----- Stored records -----

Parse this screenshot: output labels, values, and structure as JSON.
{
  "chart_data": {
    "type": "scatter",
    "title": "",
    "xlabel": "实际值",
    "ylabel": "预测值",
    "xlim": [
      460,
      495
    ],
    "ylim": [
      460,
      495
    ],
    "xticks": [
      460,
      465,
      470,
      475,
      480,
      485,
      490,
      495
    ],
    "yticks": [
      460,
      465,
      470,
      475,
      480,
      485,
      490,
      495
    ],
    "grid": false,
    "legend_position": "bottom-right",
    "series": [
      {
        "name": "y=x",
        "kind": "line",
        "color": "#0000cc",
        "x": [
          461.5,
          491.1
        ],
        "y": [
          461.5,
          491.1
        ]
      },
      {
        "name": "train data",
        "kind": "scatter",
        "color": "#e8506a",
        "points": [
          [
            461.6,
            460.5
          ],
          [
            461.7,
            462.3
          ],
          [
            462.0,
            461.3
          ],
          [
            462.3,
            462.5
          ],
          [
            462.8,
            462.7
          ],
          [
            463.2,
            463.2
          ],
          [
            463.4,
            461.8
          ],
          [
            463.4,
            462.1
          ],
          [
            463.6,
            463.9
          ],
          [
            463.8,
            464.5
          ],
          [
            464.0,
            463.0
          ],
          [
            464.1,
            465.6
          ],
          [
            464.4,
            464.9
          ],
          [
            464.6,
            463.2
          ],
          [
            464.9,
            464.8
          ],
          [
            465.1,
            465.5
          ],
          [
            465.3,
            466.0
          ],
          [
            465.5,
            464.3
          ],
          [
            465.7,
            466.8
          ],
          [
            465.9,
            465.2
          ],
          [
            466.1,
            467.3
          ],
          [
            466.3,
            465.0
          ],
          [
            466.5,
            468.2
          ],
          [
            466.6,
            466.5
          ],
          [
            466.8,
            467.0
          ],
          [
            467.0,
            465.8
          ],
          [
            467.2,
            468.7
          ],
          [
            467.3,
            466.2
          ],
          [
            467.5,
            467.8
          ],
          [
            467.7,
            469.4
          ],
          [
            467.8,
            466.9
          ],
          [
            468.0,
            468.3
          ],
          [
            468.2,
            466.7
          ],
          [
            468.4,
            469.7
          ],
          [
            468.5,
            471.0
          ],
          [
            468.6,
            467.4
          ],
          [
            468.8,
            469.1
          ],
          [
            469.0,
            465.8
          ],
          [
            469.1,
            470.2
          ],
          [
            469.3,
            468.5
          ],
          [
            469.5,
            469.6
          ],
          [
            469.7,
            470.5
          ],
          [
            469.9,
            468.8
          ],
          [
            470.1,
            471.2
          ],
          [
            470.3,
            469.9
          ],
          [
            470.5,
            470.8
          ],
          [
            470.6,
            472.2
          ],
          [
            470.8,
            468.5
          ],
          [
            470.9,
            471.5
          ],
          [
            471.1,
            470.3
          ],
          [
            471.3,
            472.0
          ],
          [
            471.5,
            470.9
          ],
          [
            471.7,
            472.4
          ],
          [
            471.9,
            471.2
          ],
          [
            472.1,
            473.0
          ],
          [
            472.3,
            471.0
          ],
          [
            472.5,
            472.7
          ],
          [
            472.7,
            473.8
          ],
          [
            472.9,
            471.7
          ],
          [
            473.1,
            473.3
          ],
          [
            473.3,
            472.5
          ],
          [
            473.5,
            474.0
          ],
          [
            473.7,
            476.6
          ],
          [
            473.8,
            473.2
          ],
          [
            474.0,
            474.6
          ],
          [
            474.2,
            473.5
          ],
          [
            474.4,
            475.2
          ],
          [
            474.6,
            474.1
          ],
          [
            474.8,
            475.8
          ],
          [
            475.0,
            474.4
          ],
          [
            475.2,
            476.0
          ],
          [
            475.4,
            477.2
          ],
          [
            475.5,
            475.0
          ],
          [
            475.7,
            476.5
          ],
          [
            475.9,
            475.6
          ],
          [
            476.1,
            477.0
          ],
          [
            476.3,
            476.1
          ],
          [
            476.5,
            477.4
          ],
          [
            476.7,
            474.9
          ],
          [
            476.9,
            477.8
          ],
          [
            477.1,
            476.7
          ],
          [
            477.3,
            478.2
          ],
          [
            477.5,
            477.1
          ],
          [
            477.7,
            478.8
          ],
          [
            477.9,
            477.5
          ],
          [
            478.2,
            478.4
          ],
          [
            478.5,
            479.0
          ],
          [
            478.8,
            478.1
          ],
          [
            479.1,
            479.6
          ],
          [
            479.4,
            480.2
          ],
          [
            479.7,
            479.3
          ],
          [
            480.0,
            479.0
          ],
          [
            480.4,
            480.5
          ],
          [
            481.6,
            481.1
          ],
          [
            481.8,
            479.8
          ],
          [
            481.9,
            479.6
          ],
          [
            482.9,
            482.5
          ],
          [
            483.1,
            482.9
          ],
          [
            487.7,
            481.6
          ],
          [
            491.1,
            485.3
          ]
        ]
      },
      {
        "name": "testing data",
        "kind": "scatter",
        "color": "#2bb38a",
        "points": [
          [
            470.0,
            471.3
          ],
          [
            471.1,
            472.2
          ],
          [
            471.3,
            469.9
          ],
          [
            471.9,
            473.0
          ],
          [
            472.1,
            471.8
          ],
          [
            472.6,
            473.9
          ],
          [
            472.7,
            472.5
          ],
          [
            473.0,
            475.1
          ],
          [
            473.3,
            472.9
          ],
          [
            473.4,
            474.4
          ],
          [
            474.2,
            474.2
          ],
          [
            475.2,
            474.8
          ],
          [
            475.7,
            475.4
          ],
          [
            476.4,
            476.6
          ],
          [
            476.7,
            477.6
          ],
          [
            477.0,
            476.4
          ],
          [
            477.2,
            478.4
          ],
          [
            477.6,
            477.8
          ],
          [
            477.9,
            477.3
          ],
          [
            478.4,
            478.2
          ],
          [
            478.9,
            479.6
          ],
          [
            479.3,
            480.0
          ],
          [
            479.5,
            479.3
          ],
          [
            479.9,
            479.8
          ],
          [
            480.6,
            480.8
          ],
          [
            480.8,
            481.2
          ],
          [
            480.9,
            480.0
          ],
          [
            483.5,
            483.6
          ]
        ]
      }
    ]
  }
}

-----

**What needs to be done**
Print out all the entries precisely as written.

**Solved exercise**
Parse this screenshot: output labels, values, and structure as JSON.
{
  "chart_data": {
    "type": "scatter",
    "title": "",
    "xlabel": "实际值",
    "ylabel": "预测值",
    "xlim": [
      460,
      495
    ],
    "ylim": [
      460,
      495
    ],
    "xticks": [
      460,
      465,
      470,
      475,
      480,
      485,
      490,
      495
    ],
    "yticks": [
      460,
      465,
      470,
      475,
      480,
      485,
      490,
      495
    ],
    "grid": false,
    "legend_position": "bottom-right",
    "series": [
      {
        "name": "y=x",
        "kind": "line",
        "color": "#0000cc",
        "x": [
          461.5,
          491.1
        ],
        "y": [
          461.5,
          491.1
        ]
      },
      {
        "name": "train data",
        "kind": "scatter",
        "color": "#e8506a",
        "points": [
          [
            461.6,
            460.5
          ],
          [
            461.7,
            462.3
          ],
          [
            462.0,
            461.3
          ],
          [
            462.3,
            462.5
          ],
          [
            462.8,
            462.7
          ],
          [
            463.2,
            463.2
          ],
          [
            463.4,
            461.8
          ],
          [
            463.4,
            462.1
          ],
          [
            463.6,
            463.9
          ],
          [
            463.8,
            464.5
          ],
          [
            464.0,
            463.0
          ],
          [
            464.1,
            465.6
          ],
          [
            464.4,
            464.9
          ],
          [
            464.6,
            463.2
          ],
          [
            464.9,
            464.8
          ],
          [
            465.1,
            465.5
          ],
          [
            465.3,
            466.0
          ],
          [
            465.5,
            464.3
          ],
          [
            465.7,
            466.8
          ],
          [
            465.9,
            465.2
          ],
          [
            466.1,
            467.3
          ],
          [
            466.3,
            465.0
          ],
          [
            466.5,
            468.2
          ],
          [
            466.6,
            466.5
          ],
          [
            466.8,
            467.0
          ],
          [
            467.0,
            465.8
          ],
          [
            467.2,
            468.7
          ],
          [
            467.3,
            466.2
          ],
          [
            467.5,
            467.8
          ],
          [
            467.7,
            469.4
          ],
          [
            467.8,
            466.9
          ],
          [
            468.0,
            468.3
          ],
          [
            468.2,
            466.7
          ],
          [
            468.4,
            469.7
          ],
          [
            468.5,
            471.0
          ],
          [
            468.6,
            467.4
          ],
          [
            468.8,
            469.1
          ],
          [
            469.0,
            465.8
          ],
          [
            469.1,
            470.2
          ],
          [
            469.3,
            468.5
          ],
          [
            469.5,
            469.6
          ],
          [
            469.7,
            470.5
          ],
          [
            469.9,
            468.8
          ],
          [
            470.1,
            471.2
          ],
          [
            470.3,
            469.9
          ],
          [
            470.5,
            470.8
          ],
          [
            470.6,
            472.2
          ],
          [
            470.8,
            468.5
          ],
          [
            470.9,
            471.5
          ],
          [
            471.1,
            470.3
          ],
          [
            471.3,
            472.0
          ],
          [
            471.5,
            470.9
          ],
          [
            471.7,
            472.4
          ],
          [
            471.9,
            471.2
          ],
          [
            472.1,
            473.0
          ],
          [
            472.3,
            471.0
          ],
          [
            472.5,
            472.7
          ],
          [
            472.7,
            473.8
          ],
          [
            472.9,
            471.7
          ],
          [
            473.1,
            473.3
          ],
          [
            473.3,
            472.5
          ],
          [
            473.5,
            474.0
          ],
          [
            473.7,
            476.6
          ],
          [
            473.8,
            473.2
          ],
          [
            474.0,
            474.6
          ],
          [
            474.2,
            473.5
          ],
          [
            474.4,
            475.2
          ],
          [
            474.6,
            474.1
          ],
          [
            474.8,
            475.8
          ],
          [
            475.0,
            474.4
          ],
          [
            475.2,
            476.0
          ],
          [
            475.4,
            477.2
          ],
          [
            475.5,
            475.0
          ],
          [
            475.7,
            476.5
          ],
          [
            475.9,
            475.6
          ],
          [
            476.1,
            477.0
          ],
          [
            476.3,
            476.1
          ],
          [
            476.5,
            477.4
          ],
          [
            476.7,
            474.9
          ],
          [
            476.9,
            477.8
          ],
          [
            477.1,
            476.7
          ],
          [
            477.3,
            478.2
          ],
          [
            477.5,
            477.1
          ],
          [
            477.7,
            478.8
          ],
          [
            477.9,
            477.5
          ],
          [
            478.2,
            478.4
          ],
          [
            478.5,
            479.0
          ],
          [
            478.8,
            478.1
          ],
          [
            479.1,
            479.6
          ],
          [
            479.4,
            480.2
          ],
          [
            479.7,
            479.3
          ],
          [
            480.0,
            479.0
          ],
          [
            480.4,
            480.5
          ],
          [
            481.6,
            481.1
          ],
          [
            481.8,
            479.8
          ],
          [
            481.9,
            479.6
          ],
          [
            482.9,
            482.5
          ],
          [
            483.1,
            482.9
          ],
          [
            487.7,
            481.6
          ],
          [
            491.1,
            485.3
          ]
        ]
      },
      {
        "name": "testing data",
        "kind": "scatter",
        "color": "#2bb38a",
        "points": [
          [
            470.0,
            471.3
          ],
          [
            471.1,
            472.2
          ],
          [
            471.3,
            469.9
          ],
          [
            471.9,
            473.0
          ],
          [
            472.1,
            471.8
          ],
          [
            472.6,
            473.9
          ],
          [
            472.7,
            472.5
          ],
          [
            473.0,
            475.1
          ],
          [
            473.3,
            472.9
          ],
          [
            473.4,
            474.4
          ],
          [
            474.2,
            474.2
          ],
          [
            475.2,
            474.8
          ],
          [
            475.7,
            475.4
          ],
          [
            476.4,
            476.6
          ],
          [
            476.7,
            477.6
          ],
          [
            477.0,
            476.4
          ],
          [
            477.2,
            478.4
          ],
          [
            477.6,
            477.8
          ],
          [
            477.9,
            477.3
          ],
          [
            478.4,
            478.2
          ],
          [
            478.9,
            479.6
          ],
          [
            479.3,
            480.0
          ],
          [
            479.5,
            479.3
          ],
          [
            479.9,
            479.8
          ],
          [
            480.6,
            480.8
          ],
          [
            480.8,
            481.2
          ],
          [
            480.9,
            480.0
          ],
          [
            483.5,
            483.6
          ]
        ]
      }
    ]
  }
}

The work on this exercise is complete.